Exercise instructions | Set down the whole listing verbatim.

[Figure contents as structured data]
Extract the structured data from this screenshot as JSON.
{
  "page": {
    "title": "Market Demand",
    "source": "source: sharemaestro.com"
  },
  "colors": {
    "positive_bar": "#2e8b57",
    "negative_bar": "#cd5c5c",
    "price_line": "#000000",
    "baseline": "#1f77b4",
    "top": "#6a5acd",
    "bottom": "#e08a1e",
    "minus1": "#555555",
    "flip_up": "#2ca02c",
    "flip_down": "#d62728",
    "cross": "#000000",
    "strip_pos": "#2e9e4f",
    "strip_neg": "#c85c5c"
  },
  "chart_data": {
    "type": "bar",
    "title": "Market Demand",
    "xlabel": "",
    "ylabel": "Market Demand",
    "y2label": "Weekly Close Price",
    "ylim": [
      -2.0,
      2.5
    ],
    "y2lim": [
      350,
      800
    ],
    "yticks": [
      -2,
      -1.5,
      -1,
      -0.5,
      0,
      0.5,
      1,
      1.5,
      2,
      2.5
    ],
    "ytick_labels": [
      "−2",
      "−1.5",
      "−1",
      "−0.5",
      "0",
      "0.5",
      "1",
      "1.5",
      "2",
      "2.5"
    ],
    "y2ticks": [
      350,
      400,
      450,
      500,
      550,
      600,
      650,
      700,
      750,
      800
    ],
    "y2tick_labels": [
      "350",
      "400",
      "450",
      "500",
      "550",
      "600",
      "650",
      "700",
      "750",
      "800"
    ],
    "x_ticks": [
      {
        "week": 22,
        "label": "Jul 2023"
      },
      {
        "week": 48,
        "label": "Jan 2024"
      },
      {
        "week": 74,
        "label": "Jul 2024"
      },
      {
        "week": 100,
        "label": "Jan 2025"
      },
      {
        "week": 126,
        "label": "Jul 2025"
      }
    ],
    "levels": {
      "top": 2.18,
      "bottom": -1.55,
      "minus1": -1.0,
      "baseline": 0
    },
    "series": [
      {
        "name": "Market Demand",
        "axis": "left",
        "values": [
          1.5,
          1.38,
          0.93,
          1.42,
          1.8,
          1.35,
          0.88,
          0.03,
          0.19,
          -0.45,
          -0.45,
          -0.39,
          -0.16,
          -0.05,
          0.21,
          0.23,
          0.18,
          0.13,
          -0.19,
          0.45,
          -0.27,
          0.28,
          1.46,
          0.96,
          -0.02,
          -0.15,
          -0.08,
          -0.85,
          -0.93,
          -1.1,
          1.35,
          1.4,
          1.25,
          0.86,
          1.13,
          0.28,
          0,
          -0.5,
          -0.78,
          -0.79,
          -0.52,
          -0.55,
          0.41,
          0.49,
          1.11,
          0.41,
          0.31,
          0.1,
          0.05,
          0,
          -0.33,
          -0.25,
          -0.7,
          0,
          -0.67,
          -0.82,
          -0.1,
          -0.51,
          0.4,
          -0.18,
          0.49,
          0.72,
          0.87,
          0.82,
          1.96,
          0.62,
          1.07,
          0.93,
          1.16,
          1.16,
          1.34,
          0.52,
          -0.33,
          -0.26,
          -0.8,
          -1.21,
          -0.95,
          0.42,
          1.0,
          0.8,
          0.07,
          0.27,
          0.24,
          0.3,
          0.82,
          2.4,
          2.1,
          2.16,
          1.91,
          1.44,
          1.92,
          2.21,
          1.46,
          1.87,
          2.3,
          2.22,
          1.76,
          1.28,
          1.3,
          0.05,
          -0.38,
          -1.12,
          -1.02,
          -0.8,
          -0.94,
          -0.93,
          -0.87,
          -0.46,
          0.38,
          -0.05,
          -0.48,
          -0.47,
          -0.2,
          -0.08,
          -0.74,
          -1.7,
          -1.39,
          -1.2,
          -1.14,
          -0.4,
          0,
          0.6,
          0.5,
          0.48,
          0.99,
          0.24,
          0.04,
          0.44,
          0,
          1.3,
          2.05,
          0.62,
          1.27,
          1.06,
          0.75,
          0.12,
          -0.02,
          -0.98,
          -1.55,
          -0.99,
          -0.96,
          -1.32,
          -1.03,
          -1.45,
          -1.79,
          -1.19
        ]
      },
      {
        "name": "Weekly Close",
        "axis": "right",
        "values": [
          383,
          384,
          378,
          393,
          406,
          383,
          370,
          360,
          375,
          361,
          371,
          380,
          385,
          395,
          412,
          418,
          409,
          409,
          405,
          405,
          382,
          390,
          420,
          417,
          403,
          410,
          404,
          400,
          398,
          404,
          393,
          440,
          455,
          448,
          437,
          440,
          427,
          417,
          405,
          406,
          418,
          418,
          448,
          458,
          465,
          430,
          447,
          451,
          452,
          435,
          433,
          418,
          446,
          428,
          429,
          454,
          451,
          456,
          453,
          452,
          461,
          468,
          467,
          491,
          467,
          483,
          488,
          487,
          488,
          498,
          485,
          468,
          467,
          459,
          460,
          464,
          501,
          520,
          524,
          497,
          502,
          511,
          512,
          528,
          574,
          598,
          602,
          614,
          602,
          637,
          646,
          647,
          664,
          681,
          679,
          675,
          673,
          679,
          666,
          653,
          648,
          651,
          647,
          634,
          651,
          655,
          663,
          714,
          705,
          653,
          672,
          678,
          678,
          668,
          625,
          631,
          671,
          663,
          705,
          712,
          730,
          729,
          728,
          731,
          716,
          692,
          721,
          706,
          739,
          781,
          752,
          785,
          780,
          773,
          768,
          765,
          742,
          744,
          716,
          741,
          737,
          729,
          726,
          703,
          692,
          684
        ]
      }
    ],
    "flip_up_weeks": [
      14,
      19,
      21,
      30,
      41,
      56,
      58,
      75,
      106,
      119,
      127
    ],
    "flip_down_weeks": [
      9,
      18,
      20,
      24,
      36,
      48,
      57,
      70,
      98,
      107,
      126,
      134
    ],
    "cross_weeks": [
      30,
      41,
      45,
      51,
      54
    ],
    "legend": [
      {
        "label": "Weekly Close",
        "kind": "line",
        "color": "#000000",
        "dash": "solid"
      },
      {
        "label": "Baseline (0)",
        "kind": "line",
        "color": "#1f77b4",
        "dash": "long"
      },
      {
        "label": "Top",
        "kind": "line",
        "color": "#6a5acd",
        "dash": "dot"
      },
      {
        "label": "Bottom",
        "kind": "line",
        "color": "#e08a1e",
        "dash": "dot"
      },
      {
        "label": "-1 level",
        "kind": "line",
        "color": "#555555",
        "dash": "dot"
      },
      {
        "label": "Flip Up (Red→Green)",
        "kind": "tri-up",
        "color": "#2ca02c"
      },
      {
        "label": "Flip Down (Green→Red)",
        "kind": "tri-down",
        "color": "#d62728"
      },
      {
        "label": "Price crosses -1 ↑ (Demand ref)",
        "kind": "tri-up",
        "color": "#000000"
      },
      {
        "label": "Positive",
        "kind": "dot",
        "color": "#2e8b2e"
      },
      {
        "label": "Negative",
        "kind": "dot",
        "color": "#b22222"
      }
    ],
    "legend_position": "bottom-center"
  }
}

Exercise result |
Extract the structured data from this screenshot as JSON.
{
  "page": {
    "title": "Market Demand",
    "source": "source: sharemaestro.com"
  },
  "colors": {
    "positive_bar": "#2e8b57",
    "negative_bar": "#cd5c5c",
    "price_line": "#000000",
    "baseline": "#1f77b4",
    "top": "#6a5acd",
    "bottom": "#e08a1e",
    "minus1": "#555555",
    "flip_up": "#2ca02c",
    "flip_down": "#d62728",
    "cross": "#000000",
    "strip_pos": "#2e9e4f",
    "strip_neg": "#c85c5c"
  },
  "chart_data": {
    "type": "bar",
    "title": "Market Demand",
    "xlabel": "",
    "ylabel": "Market Demand",
    "y2label": "Weekly Close Price",
    "ylim": [
      -2.0,
      2.5
    ],
    "y2lim": [
      350,
      800
    ],
    "yticks": [
      -2,
      -1.5,
      -1,
      -0.5,
      0,
      0.5,
      1,
      1.5,
      2,
      2.5
    ],
    "ytick_labels": [
      "−2",
      "−1.5",
      "−1",
      "−0.5",
      "0",
      "0.5",
      "1",
      "1.5",
      "2",
      "2.5"
    ],
    "y2ticks": [
      350,
      400,
      450,
      500,
      550,
      600,
      650,
      700,
      750,
      800
    ],
    "y2tick_labels": [
      "350",
      "400",
      "450",
      "500",
      "550",
      "600",
      "650",
      "700",
      "750",
      "800"
    ],
    "x_ticks": [
      {
        "week": 22,
        "label": "Jul 2023"
      },
      {
        "week": 48,
        "label": "Jan 2024"
      },
      {
        "week": 74,
        "label": "Jul 2024"
      },
      {
        "week": 100,
        "label": "Jan 2025"
      },
      {
        "week": 126,
        "label": "Jul 2025"
      }
    ],
    "levels": {
      "top": 2.18,
      "bottom": -1.55,
      "minus1": -1.0,
      "baseline": 0
    },
    "series": [
      {
        "name": "Market Demand",
        "axis": "left",
        "values": [
          1.5,
          1.38,
          0.93,
          1.42,
          1.8,
          1.35,
          0.88,
          0.03,
          0.19,
          -0.45,
          -0.45,
          -0.39,
          -0.16,
          -0.05,
          0.21,
          0.23,
          0.18,
          0.13,
          -0.19,
          0.45,
          -0.27,
          0.28,
          1.46,
          0.96,
          -0.02,
          -0.15,
          -0.08,
          -0.85,
          -0.93,
          -1.1,
          1.35,
          1.4,
          1.25,
          0.86,
          1.13,
          0.28,
          0,
          -0.5,
          -0.78,
          -0.79,
          -0.52,
          -0.55,
          0.41,
          0.49,
          1.11,
          0.41,
          0.31,
          0.1,
          0.05,
          0,
          -0.33,
          -0.25,
          -0.7,
          0,
          -0.67,
          -0.82,
          -0.1,
          -0.51,
          0.4,
          -0.18,
          0.49,
          0.72,
          0.87,
          0.82,
          1.96,
          0.62,
          1.07,
          0.93,
          1.16,
          1.16,
          1.34,
          0.52,
          -0.33,
          -0.26,
          -0.8,
          -1.21,
          -0.95,
          0.42,
          1.0,
          0.8,
          0.07,
          0.27,
          0.24,
          0.3,
          0.82,
          2.4,
          2.1,
          2.16,
          1.91,
          1.44,
          1.92,
          2.21,
          1.46,
          1.87,
          2.3,
          2.22,
          1.76,
          1.28,
          1.3,
          0.05,
          -0.38,
          -1.12,
          -1.02,
          -0.8,
          -0.94,
          -0.93,
          -0.87,
          -0.46,
          0.38,
          -0.05,
          -0.48,
          -0.47,
          -0.2,
          -0.08,
          -0.74,
          -1.7,
          -1.39,
          -1.2,
          -1.14,
          -0.4,
          0,
          0.6,
          0.5,
          0.48,
          0.99,
          0.24,
          0.04,
          0.44,
          0,
          1.3,
          2.05,
          0.62,
          1.27,
          1.06,
          0.75,
          0.12,
          -0.02,
          -0.98,
          -1.55,
          -0.99,
          -0.96,
          -1.32,
          -1.03,
          -1.45,
          -1.79,
          -1.19
        ]
      },
      {
        "name": "Weekly Close",
        "axis": "right",
        "values": [
          383,
          384,
          378,
          393,
          406,
          383,
          370,
          360,
          375,
          361,
          371,
          380,
          385,
          395,
          412,
          418,
          409,
          409,
          405,
          405,
          382,
          390,
          420,
          417,
          403,
          410,
          404,
          400,
          398,
          404,
          393,
          440,
          455,
          448,
          437,
          440,
          427,
          417,
          405,
          406,
          418,
          418,
          448,
          458,
          465,
          430,
          447,
          451,
          452,
          435,
          433,
          418,
          446,
          428,
          429,
          454,
          451,
          456,
          453,
          452,
          461,
          468,
          467,
          491,
          467,
          483,
          488,
          487,
          488,
          498,
          485,
          468,
          467,
          459,
          460,
          464,
          501,
          520,
          524,
          497,
          502,
          511,
          512,
          528,
          574,
          598,
          602,
          614,
          602,
          637,
          646,
          647,
          664,
          681,
          679,
          675,
          673,
          679,
          666,
          653,
          648,
          651,
          647,
          634,
          651,
          655,
          663,
          714,
          705,
          653,
          672,
          678,
          678,
          668,
          625,
          631,
          671,
          663,
          705,
          712,
          730,
          729,
          728,
          731,
          716,
          692,
          721,
          706,
          739,
          781,
          752,
          785,
          780,
          773,
          768,
          765,
          742,
          744,
          716,
          741,
          737,
          729,
          726,
          703,
          692,
          684
        ]
      }
    ],
    "flip_up_weeks": [
      14,
      19,
      21,
      30,
      41,
      56,
      58,
      75,
      106,
      119,
      127
    ],
    "flip_down_weeks": [
      9,
      18,
      20,
      24,
      36,
      48,
      57,
      70,
      98,
      107,
      126,
      134
    ],
    "cross_weeks": [
      30,
      41,
      45,
      51,
      54
    ],
    "legend": [
      {
        "label": "Weekly Close",
        "kind": "line",
        "color": "#000000",
        "dash": "solid"
      },
      {
        "label": "Baseline (0)",
        "kind": "line",
        "color": "#1f77b4",
        "dash": "long"
      },
      {
        "label": "Top",
        "kind": "line",
        "color": "#6a5acd",
        "dash": "dot"
      },
      {
        "label": "Bottom",
        "kind": "line",
        "color": "#e08a1e",
        "dash": "dot"
      },
      {
        "label": "-1 level",
        "kind": "line",
        "color": "#555555",
        "dash": "dot"
      },
      {
        "label": "Flip Up (Red→Green)",
        "kind": "tri-up",
        "color": "#2ca02c"
      },
      {
        "label": "Flip Down (Green→Red)",
        "kind": "tri-down",
        "color": "#d62728"
      },
      {
        "label": "Price crosses -1 ↑ (Demand ref)",
        "kind": "tri-up",
        "color": "#000000"
      },
      {
        "label": "Positive",
        "kind": "dot",
        "color": "#2e8b2e"
      },
      {
        "label": "Negative",
        "kind": "dot",
        "color": "#b22222"
      }
    ],
    "legend_position": "bottom-center"
  }
}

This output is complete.